■ Aim of the task ■
Work out the number of lines containing "изложить". Give that number alone.

— BEGIN Items —

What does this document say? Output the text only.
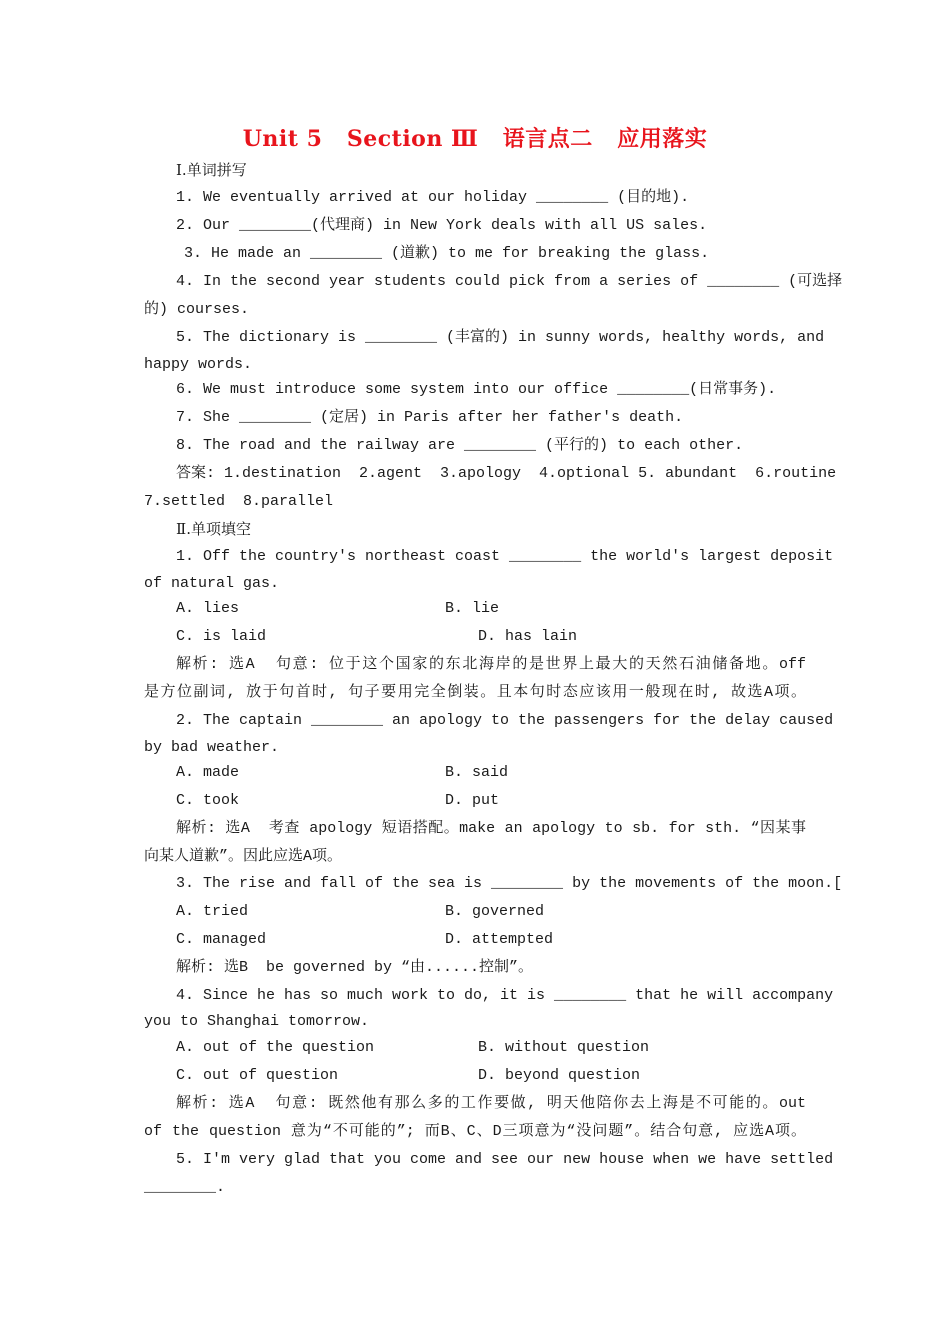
Unit 5   Section Ⅲ   语言点二   应用落实
Ⅰ.单词拼写
1. We eventually arrived at our holiday ________ (目的地).
2. Our ________(代理商) in New York deals with all US sales.
3. He made an ________ (道歉) to me for breaking the glass.
4. In the second year students could pick from a series of ________ (可选择
的) courses.
5. The dictionary is ________ (丰富的) in sunny words, healthy words, and
happy words.
6. We must introduce some system into our office ________(日常事务).
7. She ________ (定居) in Paris after her father's death.
8. The road and the railway are ________ (平行的) to each other.
答案: 1.destination  2.agent  3.apology  4.optional 5. abundant  6.routine
7.settled  8.parallel
Ⅱ.单项填空
1. Off the country's northeast coast ________ the world's largest deposit
of natural gas.
A. lies	B. lie
C. is laid	D. has lain
解析: 选A  句意: 位于这个国家的东北海岸的是世界上最大的天然石油储备地。off
是方位副词, 放于句首时, 句子要用完全倒装。且本句时态应该用一般现在时, 故选A项。
2. The captain ________ an apology to the passengers for the delay caused
by bad weather.
A. made	B. said
C. took	D. put
解析: 选A  考查 apology 短语搭配。make an apology to sb. for sth. “因某事
向某人道歉”。因此应选A项。
3. The rise and fall of the sea is ________ by the movements of the moon.[
A. tried	B. governed
C. managed	D. attempted
解析: 选B  be governed by “由......控制”。
4. Since he has so much work to do, it is ________ that he will accompany
you to Shanghai tomorrow.
A. out of the question	B. without question
C. out of question	D. beyond question
解析: 选A  句意: 既然他有那么多的工作要做, 明天他陪你去上海是不可能的。out
of the question 意为“不可能的”; 而B、C、D三项意为“没问题”。结合句意, 应选A项。
5. I'm very glad that you come and see our new house when we have settled
________.
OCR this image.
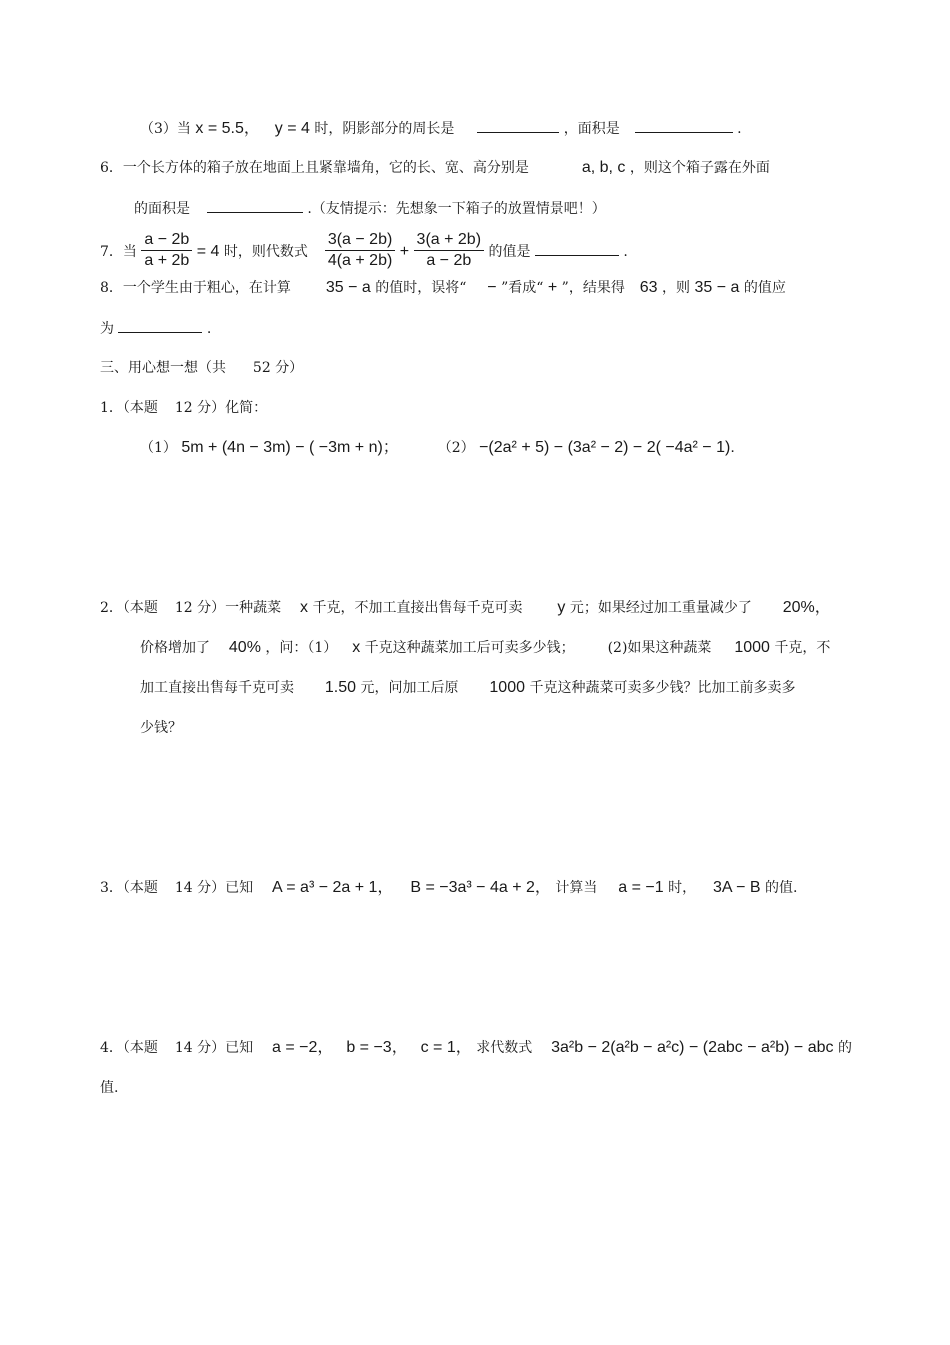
（3）当 x = 5.5， y = 4 时，阴影部分的周长是	，面积是	.
6．一个长方体的箱子放在地面上且紧靠墙角，它的长、宽、高分别是	a, b, c ，则这个箱子露在外面
的面积是	.（友情提示：先想象一下箱子的放置情景吧！）
7．当 $\frac{a - 2b}{a + 2b} = 4$ 时，则代数式 $\frac{3(a - 2b)}{4(a + 2b)} + \frac{3(a + 2b)}{a - 2b}$ 的值是	.
8．一个学生由于粗心，在计算 35 − a 的值时，误将“ − ”看成“ + ”，结果得 63 ，则 35 − a 的值应
为	.
三、用心想一想（共 52 分）
1．（本题 12 分）化简：
（1） 5m + (4n − 3m) − ( −3m + n)；	（2） −(2a² + 5) − (3a² − 2) − 2( −4a² − 1).
2．（本题 12 分）一种蔬菜 x 千克，不加工直接出售每千克可卖 y 元；如果经过加工重量减少了 20%，
价格增加了 40% ，问：（1） x 千克这种蔬菜加工后可卖多少钱； (2)如果这种蔬菜 1000 千克，不
加工直接出售每千克可卖 1.50 元，问加工后原 1000 千克这种蔬菜可卖多少钱？比加工前多卖多
少钱？
3．（本题 14 分）已知 A = a³ − 2a + 1， B = −3a³ − 4a + 2， 计算当 a = −1 时， 3A − B 的值.
4．（本题 14 分）已知 a = −2， b = −3， c = 1， 求代数式 3a²b − 2(a²b − a²c) − (2abc − a²b) − abc 的
值.
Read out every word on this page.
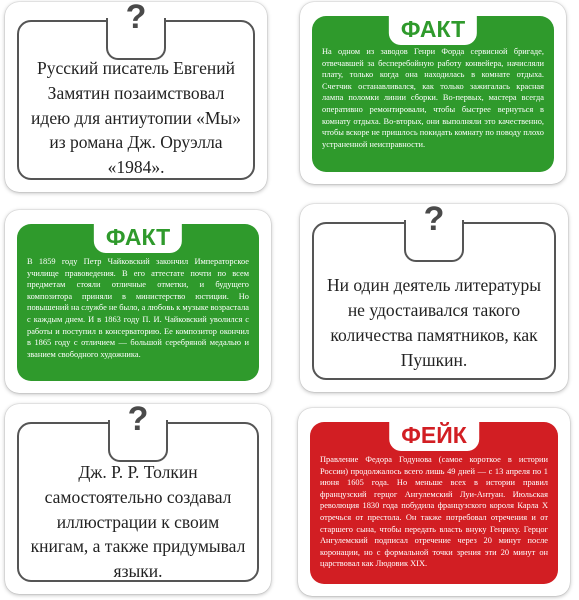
?
Русский писатель Евгений Замятин позаимствовал идею для антиутопии «Мы» из романа Дж. Оруэлла «1984».
ФАКТ
На одном из заводов Генри Форда сервисной бригаде, отвечавшей за бесперебойную работу конвейера, начисляли плату, только когда она находилась в комнате отдыха. Счетчик останавливался, как только зажигалась красная лампа поломки линии сборки. Во-первых, мастера всегда оперативно ремонтировали, чтобы быстрее вернуться в комнату отдыха. Во-вторых, они выполняли это качественно, чтобы вскоре не пришлось покидать комнату по поводу плохо устраненной неисправности.
ФАКТ
В 1859 году Петр Чайковский закончил Императорское училище правоведения. В его аттестате почти по всем предметам стояли отличные отметки, и будущего композитора приняли в министерство юстиции. Но повышений на службе не было, а любовь к музыке возрастала с каждым днем. И в 1863 году П. И. Чайковский уволился с работы и поступил в консерваторию. Ее композитор окончил в 1865 году с отличием — большой серебряной медалью и званием свободного художника.
?
Ни один деятель литературы не удостаивался такого количества памятников, как Пушкин.
?
Дж. Р. Р. Толкин самостоятельно создавал иллюстрации к своим книгам, а также придумывал языки.
ФЕЙК
Правление Федора Годунова (самое короткое в истории России) продолжалось всего лишь 49 дней — с 13 апреля по 1 июня 1605 года. Но меньше всех в истории правил французский герцог Ангулемский Луи-Антуан. Июльская революция 1830 года побудила французского короля Карла X отречься от престола. Он также потребовал отречения и от старшего сына, чтобы передать власть внуку Генриху. Герцог Ангулемский подписал отречение через 20 минут после коронации, но с формальной точки зрения эти 20 минут он царствовал как Людовик XIX.
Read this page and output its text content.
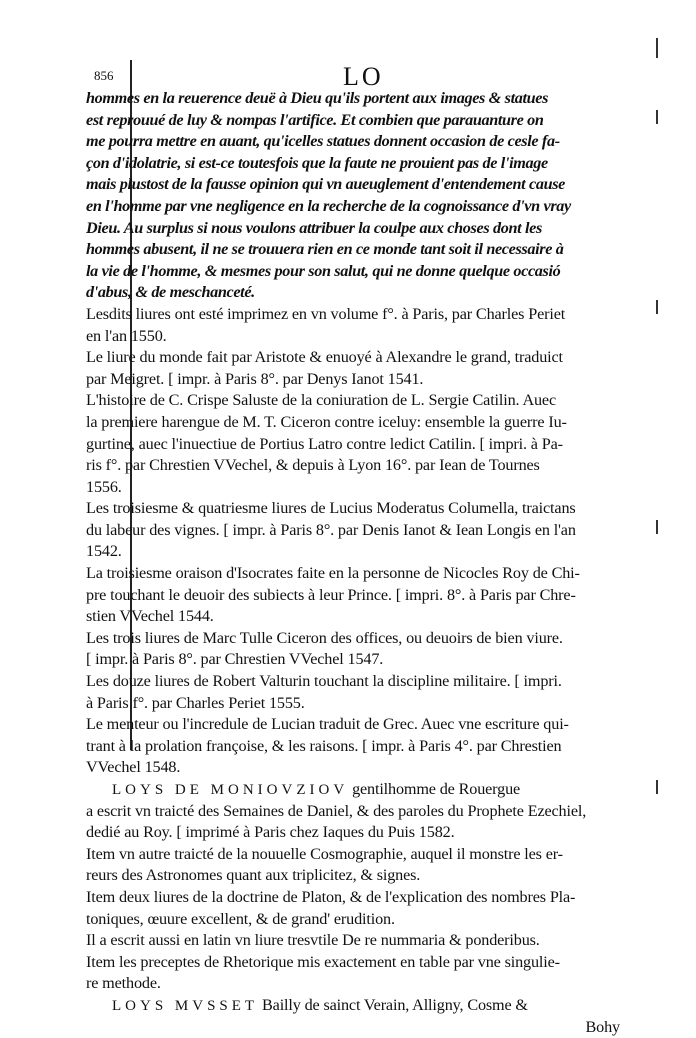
856	LO
hommes en la reuerence deuë à Dieu qu'ils portent aux images & statues
est reprouué de luy & nompas l'artifice. Et combien que parauanture on
me pourra mettre en auant, qu'icelles statues donnent occasion de cesle fa-
çon d'idolatrie, si est-ce toutesfois que la faute ne prouient pas de l'image
mais plustost de la fausse opinion qui vn aueuglement d'entendement cause
en l'homme par vne negligence en la recherche de la cognoissance d'vn vray
Dieu. Au surplus si nous voulons attribuer la coulpe aux choses dont les
hommes abusent, il ne se trouuera rien en ce monde tant soit il necessaire à
la vie de l'homme, & mesmes pour son salut, qui ne donne quelque occasió
d'abus, & de meschanceté.
Lesdits liures ont esté imprimez en vn volume f°. à Paris, par Charles Periet
en l'an 1550.
Le liure du monde fait par Aristote & enuoyé à Alexandre le grand, traduict
par Meigret. [ impr. à Paris 8°. par Denys Ianot 1541.
L'histoire de C. Crispe Saluste de la coniuration de L. Sergie Catilin. Auec
la premiere harengue de M. T. Ciceron contre iceluy: ensemble la guerre Iu-
gurtine, auec l'inuectiue de Portius Latro contre ledict Catilin. [ impri. à Pa-
ris f°. par Chrestien VVechel, & depuis à Lyon 16°. par Iean de Tournes
1556.
Les troisiesme & quatriesme liures de Lucius Moderatus Columella, traictans
du labeur des vignes. [ impr. à Paris 8°. par Denis Ianot & Iean Longis en l'an
1542.
La troisiesme oraison d'Isocrates faite en la personne de Nicocles Roy de Chi-
pre touchant le deuoir des subiects à leur Prince. [ impri. 8°. à Paris par Chre-
stien VVechel 1544.
Les trois liures de Marc Tulle Ciceron des offices, ou deuoirs de bien viure.
[ impr. à Paris 8°. par Chrestien VVechel 1547.
Les douze liures de Robert Valturin touchant la discipline militaire. [ impri.
à Paris f°. par Charles Periet 1555.
Le menteur ou l'incredule de Lucian traduit de Grec. Auec vne escriture qui-
trant à la prolation françoise, & les raisons. [ impr. à Paris 4°. par Chrestien
VVechel 1548.
LOYS DE MONIOVZIOV gentilhomme de Rouergue
a escrit vn traicté des Semaines de Daniel, & des paroles du Prophete Ezechiel,
dedié au Roy. [ imprimé à Paris chez Iaques du Puis 1582.
Item vn autre traicté de la nouuelle Cosmographie, auquel il monstre les er-
reurs des Astronomes quant aux triplicitez, & signes.
Item deux liures de la doctrine de Platon, & de l'explication des nombres Pla-
toniques, œuure excellent, & de grand' erudition.
Il a escrit aussi en latin vn liure tresvtile De re nummaria & ponderibus.
Item les preceptes de Rhetorique mis exactement en table par vne singulie-
re methode.
LOYS MVSSET Bailly de sainct Verain, Alligny, Cosme &
Bohy
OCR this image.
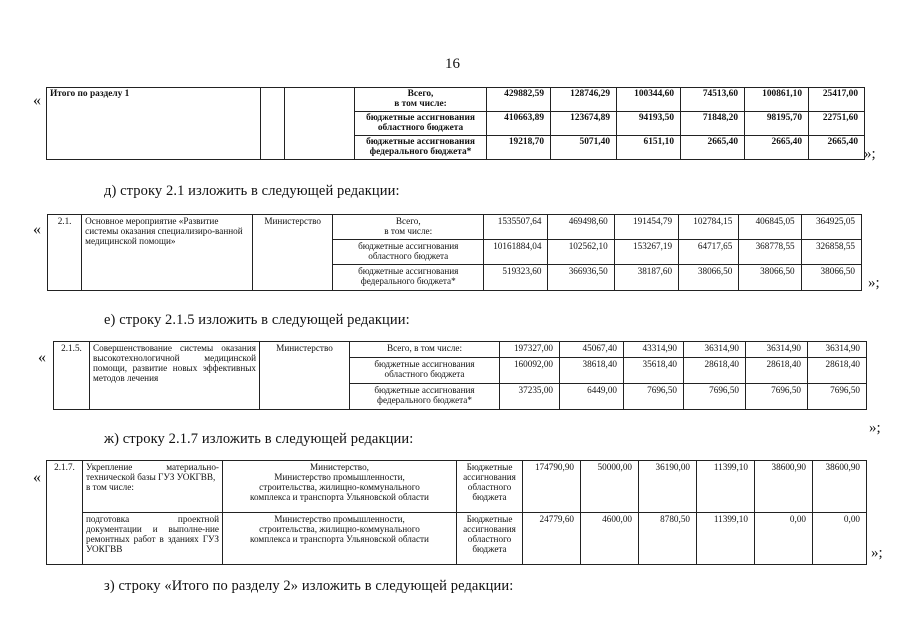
16
« Итого по разделу 1			Всего,
в том числе:	429882,59	128746,29	100344,60	74513,60	100861,10	25417,00
			бюджетные ассигнования
областного бюджета	410663,89	123674,89	94193,50	71848,20	98195,70	22751,60
			бюджетные ассигнования
федерального бюджета*	19218,70	5071,40	6151,10	2665,40	2665,40	2665,40
»;
д) строку 2.1 изложить в следующей редакции:
« 2.1.	Основное мероприятие «Развитие системы оказания специализиро-ванной медицинской помощи»	Министерство	Всего,
в том числе:	1535507,64	469498,60	191454,79	102784,15	406845,05	364925,05
			бюджетные ассигнования
областного бюджета	10161884,04	102562,10	153267,19	64717,65	368778,55	326858,55
			бюджетные ассигнования
федерального бюджета*	519323,60	366936,50	38187,60	38066,50	38066,50	38066,50
»;
е) строку 2.1.5 изложить в следующей редакции:
«
2.1.5.	Совершенствование системы оказания высокотехнологичной медицинской помощи, развитие новых эффективных методов лечения	Министерство	Всего, в том числе:	197327,00	45067,40	43314,90	36314,90	36314,90	36314,90
			бюджетные ассигнования
областного бюджета	160092,00	38618,40	35618,40	28618,40	28618,40	28618,40
			бюджетные ассигнования
федерального бюджета*	37235,00	6449,00	7696,50	7696,50	7696,50	7696,50
»;
ж) строку 2.1.7 изложить в следующей редакции:
«
2.1.7.	Укрепление материально-технической базы ГУЗ УОКГВВ,
в том числе:	Министерство,
Министерство промышленности,
строительства, жилищно-коммунального
комплекса и транспорта Ульяновской области	Бюджетные
ассигнования
областного
бюджета	174790,90	50000,00	36190,00	11399,10	38600,90	38600,90
	подготовка проектной документации и выполне-ние ремонтных работ в зданиях ГУЗ УОКГВВ	Министерство промышленности,
строительства, жилищно-коммунального
комплекса и транспорта Ульяновской области	Бюджетные
ассигнования
областного
бюджета	24779,60	4600,00	8780,50	11399,10	0,00	0,00
»;
з) строку «Итого по разделу 2» изложить в следующей редакции:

— END Items —

■ Expected answer ■
4